- _Problem to work on_: Copy every line that mentions the word "xlabel".

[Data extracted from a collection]
*****

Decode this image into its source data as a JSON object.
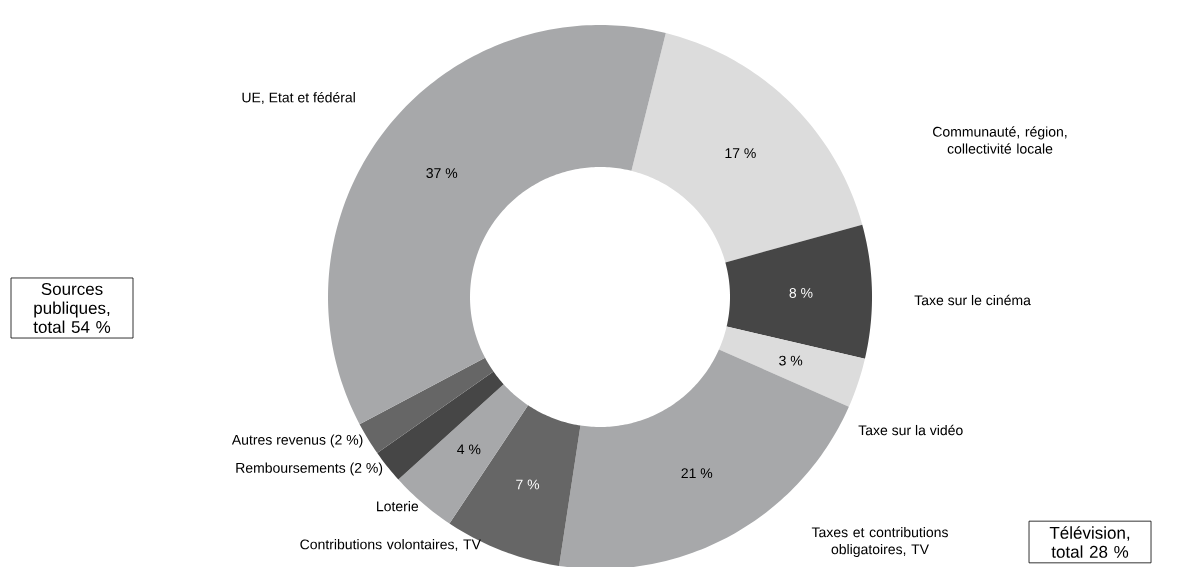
{
  "chart_data": {
    "type": "donut",
    "categories": [
      "Communauté, région, collectivité locale",
      "Taxe sur le cinéma",
      "Taxe sur la vidéo",
      "Taxes et contributions obligatoires, TV",
      "Contributions volontaires, TV",
      "Loterie",
      "Remboursements (2 %)",
      "Autres revenus (2 %)",
      "UE, Etat et fédéral"
    ],
    "values": [
      17,
      8,
      3,
      21,
      7,
      4,
      2,
      2,
      37
    ],
    "colors": [
      "#dcdcdc",
      "#464646",
      "#dcdcdc",
      "#a7a8aa",
      "#666666",
      "#a7a8aa",
      "#464646",
      "#666666",
      "#a7a8aa"
    ],
    "value_labels": [
      "17 %",
      "8 %",
      "3 %",
      "21 %",
      "7 %",
      "4 %",
      null,
      null,
      "37 %"
    ],
    "annotations": [
      "Sources publiques, total 54 %",
      "Télévision, total 28 %"
    ]
  }
}
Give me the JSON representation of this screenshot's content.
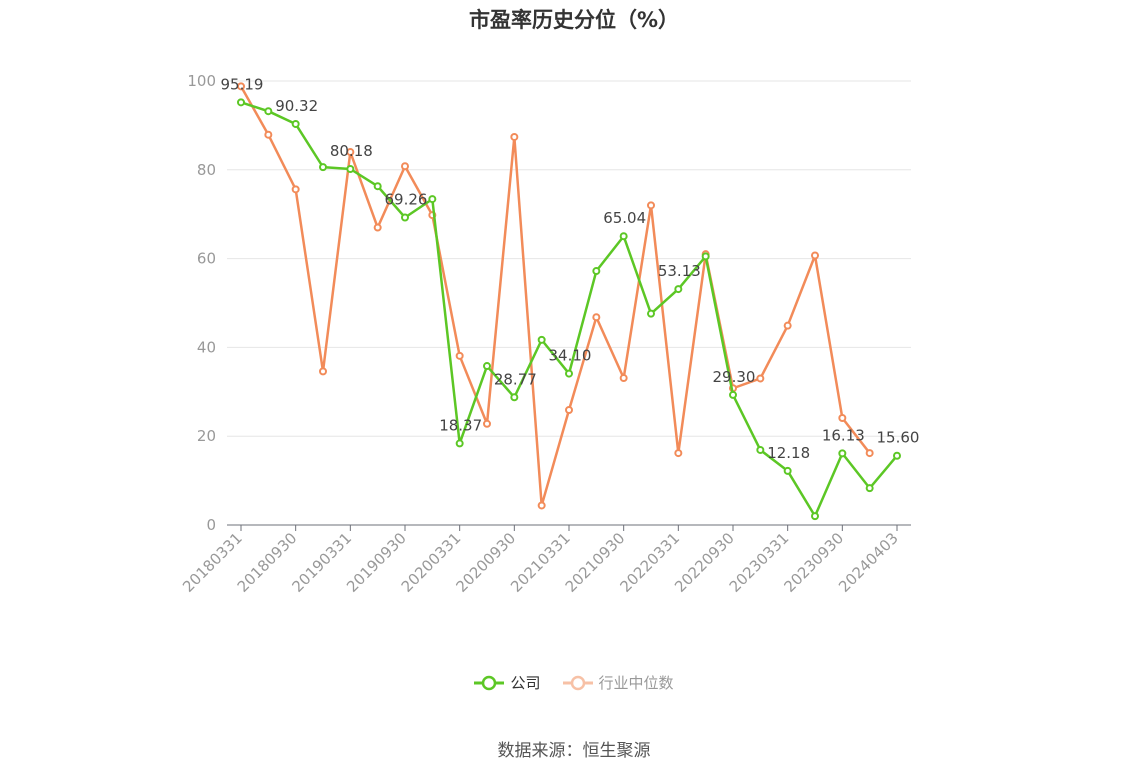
{
  "chart_data": {
    "type": "line",
    "title": "市盈率历史分位（%）",
    "x": [
      "20180331",
      "20180630",
      "20180930",
      "20181231",
      "20190331",
      "20190630",
      "20190930",
      "20191231",
      "20200331",
      "20200630",
      "20200930",
      "20201231",
      "20210331",
      "20210630",
      "20210930",
      "20211231",
      "20220331",
      "20220630",
      "20220930",
      "20221231",
      "20230331",
      "20230630",
      "20230930",
      "20231231",
      "20240403"
    ],
    "xticks": [
      "20180331",
      "20180930",
      "20190331",
      "20190930",
      "20200331",
      "20200930",
      "20210331",
      "20210930",
      "20220331",
      "20220930",
      "20230331",
      "20230930",
      "20240403"
    ],
    "ylim": [
      0,
      100
    ],
    "yticks": [
      0,
      20,
      40,
      60,
      80,
      100
    ],
    "grid": true,
    "legend_position": "bottom",
    "series": [
      {
        "name": "公司",
        "color": "#5cc725",
        "values": [
          95.19,
          93.2,
          90.32,
          80.6,
          80.18,
          76.3,
          69.26,
          73.4,
          18.37,
          35.8,
          28.77,
          41.7,
          34.1,
          57.2,
          65.04,
          47.6,
          53.13,
          60.5,
          29.3,
          16.9,
          12.18,
          2.0,
          16.13,
          8.3,
          15.6
        ],
        "labels": [
          "95.19",
          "",
          "90.32",
          "",
          "80.18",
          "",
          "69.26",
          "",
          "18.37",
          "",
          "28.77",
          "",
          "34.10",
          "",
          "65.04",
          "",
          "53.13",
          "",
          "29.30",
          "",
          "12.18",
          "",
          "16.13",
          "",
          "15.60"
        ]
      },
      {
        "name": "行业中位数",
        "color": "#f28b59",
        "values": [
          98.8,
          87.9,
          75.6,
          34.6,
          84.0,
          67.0,
          80.8,
          69.8,
          38.1,
          22.8,
          87.4,
          4.4,
          25.9,
          46.8,
          33.1,
          72.0,
          16.2,
          61.0,
          30.8,
          33.0,
          44.9,
          60.7,
          24.1,
          16.2,
          null
        ]
      }
    ]
  },
  "footer": {
    "source": "数据来源：恒生聚源"
  }
}
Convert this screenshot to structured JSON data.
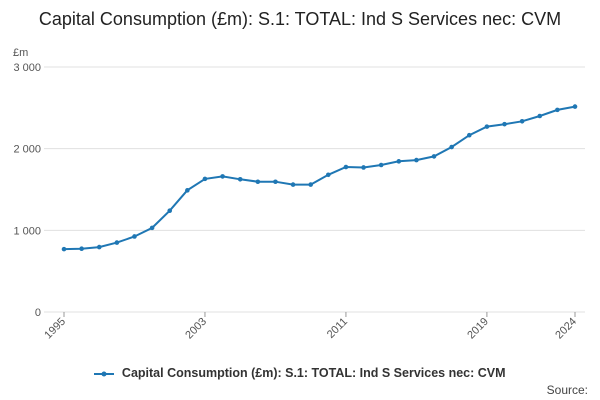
{
  "chart_data": {
    "type": "line",
    "title": "Capital Consumption (£m): S.1: TOTAL: Ind S Services nec: CVM",
    "ylabel": "£m",
    "xlabel": "",
    "ylim": [
      0,
      3000
    ],
    "xlim": [
      1995,
      2024
    ],
    "yticks": [
      0,
      1000,
      2000,
      3000
    ],
    "ytick_labels": [
      "0",
      "1 000",
      "2 000",
      "3 000"
    ],
    "xticks": [
      1995,
      2003,
      2011,
      2019,
      2024
    ],
    "xtick_labels": [
      "1995",
      "2003",
      "2011",
      "2019",
      "2024"
    ],
    "grid": true,
    "legend_position": "bottom",
    "series": [
      {
        "name": "Capital Consumption (£m): S.1: TOTAL: Ind S Services nec: CVM",
        "color": "#1f77b4",
        "x": [
          1995,
          1996,
          1997,
          1998,
          1999,
          2000,
          2001,
          2002,
          2003,
          2004,
          2005,
          2006,
          2007,
          2008,
          2009,
          2010,
          2011,
          2012,
          2013,
          2014,
          2015,
          2016,
          2017,
          2018,
          2019,
          2020,
          2021,
          2022,
          2023,
          2024
        ],
        "values": [
          770,
          775,
          795,
          850,
          925,
          1030,
          1240,
          1490,
          1630,
          1660,
          1625,
          1595,
          1595,
          1560,
          1560,
          1680,
          1775,
          1770,
          1800,
          1845,
          1860,
          1905,
          2020,
          2165,
          2270,
          2300,
          2335,
          2400,
          2475,
          2515
        ]
      }
    ]
  },
  "footer": {
    "source_label": "Source:"
  }
}
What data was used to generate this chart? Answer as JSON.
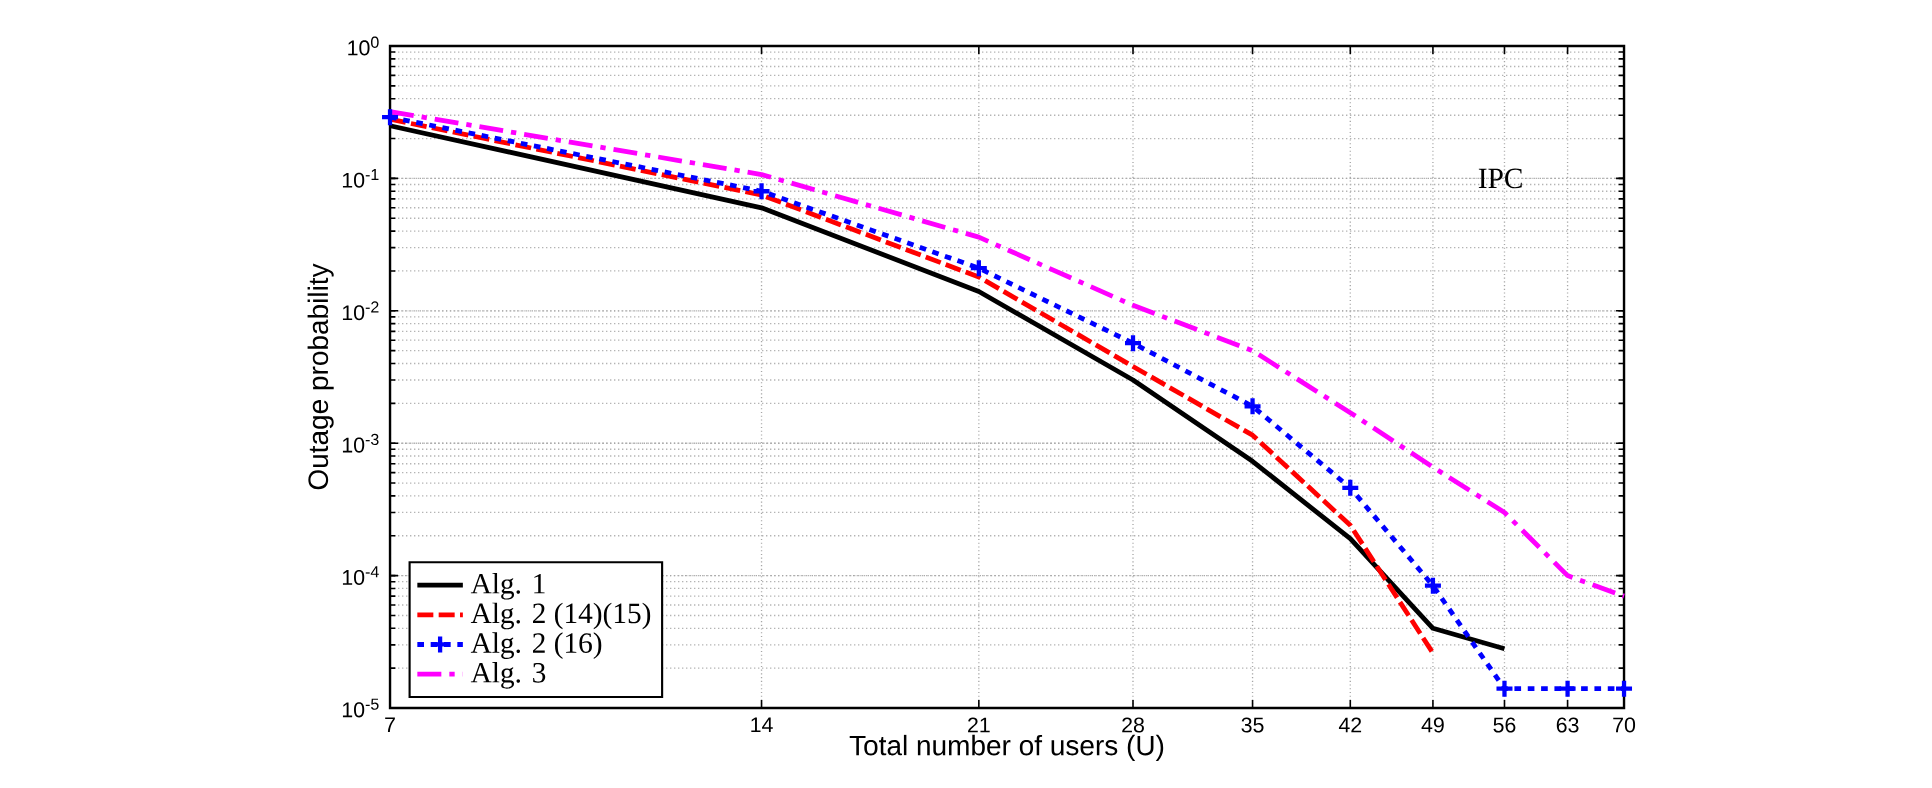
{
  "chart_data": {
    "type": "line",
    "xlabel": "Total number of users (U)",
    "ylabel": "Outage probability",
    "annotations": [
      "IPC"
    ],
    "x": [
      7,
      14,
      21,
      28,
      35,
      42,
      49,
      56,
      63,
      70
    ],
    "log": "xy",
    "grid": true,
    "legend": "bottom left",
    "xlim": [
      7,
      70
    ],
    "xticks": [
      7,
      14,
      21,
      28,
      35,
      42,
      49,
      56,
      63,
      70
    ],
    "ylim": [
      1e-05,
      1
    ],
    "yticks": [
      {
        "value": 1e-05,
        "label": "10$^{-5}$"
      },
      {
        "value": 0.0001,
        "label": "10$^{-4}$"
      },
      {
        "value": 0.001,
        "label": "10$^{-3}$"
      },
      {
        "value": 0.01,
        "label": "10$^{-2}$"
      },
      {
        "value": 0.1,
        "label": "10$^{-1}$"
      },
      {
        "value": 1,
        "label": "10$^{0}$"
      }
    ],
    "series": [
      {
        "name": "Alg. 1",
        "color": "#000000",
        "line_style": "solid",
        "values": [
          0.25,
          0.06,
          0.014,
          0.003,
          0.00073,
          0.00019,
          4e-05,
          2.8e-05,
          null,
          null
        ]
      },
      {
        "name": "Alg. 2 (14)(15)",
        "color": "#ff0000",
        "line_style": "dashed",
        "values": [
          0.28,
          0.075,
          0.018,
          0.0038,
          0.00115,
          0.00024,
          2.6e-05,
          null,
          null,
          null
        ]
      },
      {
        "name": "Alg. 2 (16)",
        "color": "#0000ff",
        "line_style": "dotted",
        "marker": "cross",
        "values": [
          0.29,
          0.08,
          0.021,
          0.0057,
          0.0019,
          0.00046,
          8.4e-05,
          1.4e-05,
          1.4e-05,
          1.4e-05
        ]
      },
      {
        "name": "Alg. 3",
        "color": "#ff00ff",
        "line_style": "dashdot",
        "values": [
          0.32,
          0.107,
          0.036,
          0.011,
          0.005,
          0.0017,
          0.00066,
          0.0003,
          0.0001,
          7e-05
        ]
      }
    ]
  }
}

*****

- _Written answer_:
    "xlabel": "",
    "xlabel": "Total number of users (U)",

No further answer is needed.